What is expected ->
Copy each line of the entries beneath that contains the word "Всего".

Data to use ->

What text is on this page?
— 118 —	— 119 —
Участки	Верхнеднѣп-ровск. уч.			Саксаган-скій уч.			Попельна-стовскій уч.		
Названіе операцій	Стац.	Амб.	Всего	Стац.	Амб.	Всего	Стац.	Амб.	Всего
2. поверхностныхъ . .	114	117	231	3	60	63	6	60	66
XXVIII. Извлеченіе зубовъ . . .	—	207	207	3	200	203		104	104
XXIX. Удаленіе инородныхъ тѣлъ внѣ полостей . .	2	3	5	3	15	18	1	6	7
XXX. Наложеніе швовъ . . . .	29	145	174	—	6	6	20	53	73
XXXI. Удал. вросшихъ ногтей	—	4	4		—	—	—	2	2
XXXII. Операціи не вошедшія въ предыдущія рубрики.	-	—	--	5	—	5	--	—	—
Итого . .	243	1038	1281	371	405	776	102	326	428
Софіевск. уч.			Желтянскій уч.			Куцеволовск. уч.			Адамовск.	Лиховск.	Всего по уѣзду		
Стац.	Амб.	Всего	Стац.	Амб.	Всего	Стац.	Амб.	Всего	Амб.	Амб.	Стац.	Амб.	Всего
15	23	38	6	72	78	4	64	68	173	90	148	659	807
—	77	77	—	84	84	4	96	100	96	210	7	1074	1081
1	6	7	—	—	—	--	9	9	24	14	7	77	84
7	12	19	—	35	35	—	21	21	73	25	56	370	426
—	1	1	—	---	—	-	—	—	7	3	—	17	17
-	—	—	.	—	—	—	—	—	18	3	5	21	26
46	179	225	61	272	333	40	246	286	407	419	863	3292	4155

Completed exercise ->
Названіе операцій	Стац.	Амб.	Всего	Стац.	Амб.	Всего	Стац.	Амб.	Всего
Софіевск. уч.			Желтянскій уч.			Куцеволовск. уч.			Адамовск.	Лиховск.	Всего по уѣзду		
Стац.	Амб.	Всего	Стац.	Амб.	Всего	Стац.	Амб.	Всего	Амб.	Амб.	Стац.	Амб.	Всего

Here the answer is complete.